▸ **Input records**
------

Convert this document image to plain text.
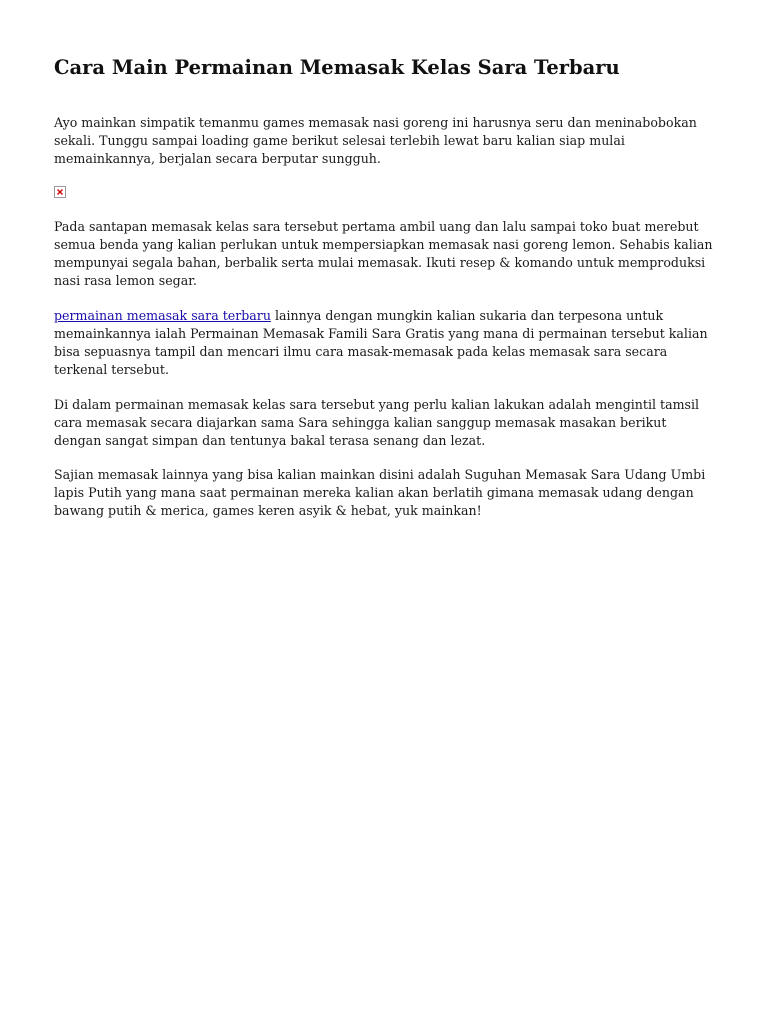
Cara Main Permainan Memasak Kelas Sara Terbaru

Ayo mainkan simpatik temanmu games memasak nasi goreng ini harusnya seru dan meninabobokan sekali. Tunggu sampai loading game berikut selesai terlebih lewat baru kalian siap mulai memainkannya, berjalan secara berputar sungguh.

Pada santapan memasak kelas sara tersebut pertama ambil uang dan lalu sampai toko buat merebut semua benda yang kalian perlukan untuk mempersiapkan memasak nasi goreng lemon. Sehabis kalian mempunyai segala bahan, berbalik serta mulai memasak. Ikuti resep & komando untuk memproduksi nasi rasa lemon segar.

permainan memasak sara terbaru lainnya dengan mungkin kalian sukaria dan terpesona untuk memainkannya ialah Permainan Memasak Famili Sara Gratis yang mana di permainan tersebut kalian bisa sepuasnya tampil dan mencari ilmu cara masak-memasak pada kelas memasak sara secara terkenal tersebut.

Di dalam permainan memasak kelas sara tersebut yang perlu kalian lakukan adalah mengintil tamsil cara memasak secara diajarkan sama Sara sehingga kalian sanggup memasak masakan berikut dengan sangat simpan dan tentunya bakal terasa senang dan lezat.

Sajian memasak lainnya yang bisa kalian mainkan disini adalah Suguhan Memasak Sara Udang Umbi lapis Putih yang mana saat permainan mereka kalian akan berlatih gimana memasak udang dengan bawang putih & merica, games keren asyik & hebat, yuk mainkan!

------

▸ **Stated exercise**
Extract all lines from the data in which "kalian" is found.

▸ **Answer to this exercise**
Ayo mainkan simpatik temanmu games memasak nasi goreng ini harusnya seru dan meninabobokan sekali. Tunggu sampai loading game berikut selesai terlebih lewat baru kalian siap mulai memainkannya, berjalan secara berputar sungguh.
Pada santapan memasak kelas sara tersebut pertama ambil uang dan lalu sampai toko buat merebut semua benda yang kalian perlukan untuk mempersiapkan memasak nasi goreng lemon. Sehabis kalian mempunyai segala bahan, berbalik serta mulai memasak. Ikuti resep & komando untuk memproduksi nasi rasa lemon segar.
permainan memasak sara terbaru lainnya dengan mungkin kalian sukaria dan terpesona untuk memainkannya ialah Permainan Memasak Famili Sara Gratis yang mana di permainan tersebut kalian bisa sepuasnya tampil dan mencari ilmu cara masak-memasak pada kelas memasak sara secara terkenal tersebut.
Di dalam permainan memasak kelas sara tersebut yang perlu kalian lakukan adalah mengintil tamsil cara memasak secara diajarkan sama Sara sehingga kalian sanggup memasak masakan berikut dengan sangat simpan dan tentunya bakal terasa senang dan lezat.
Sajian memasak lainnya yang bisa kalian mainkan disini adalah Suguhan Memasak Sara Udang Umbi lapis Putih yang mana saat permainan mereka kalian akan berlatih gimana memasak udang dengan bawang putih & merica, games keren asyik & hebat, yuk mainkan!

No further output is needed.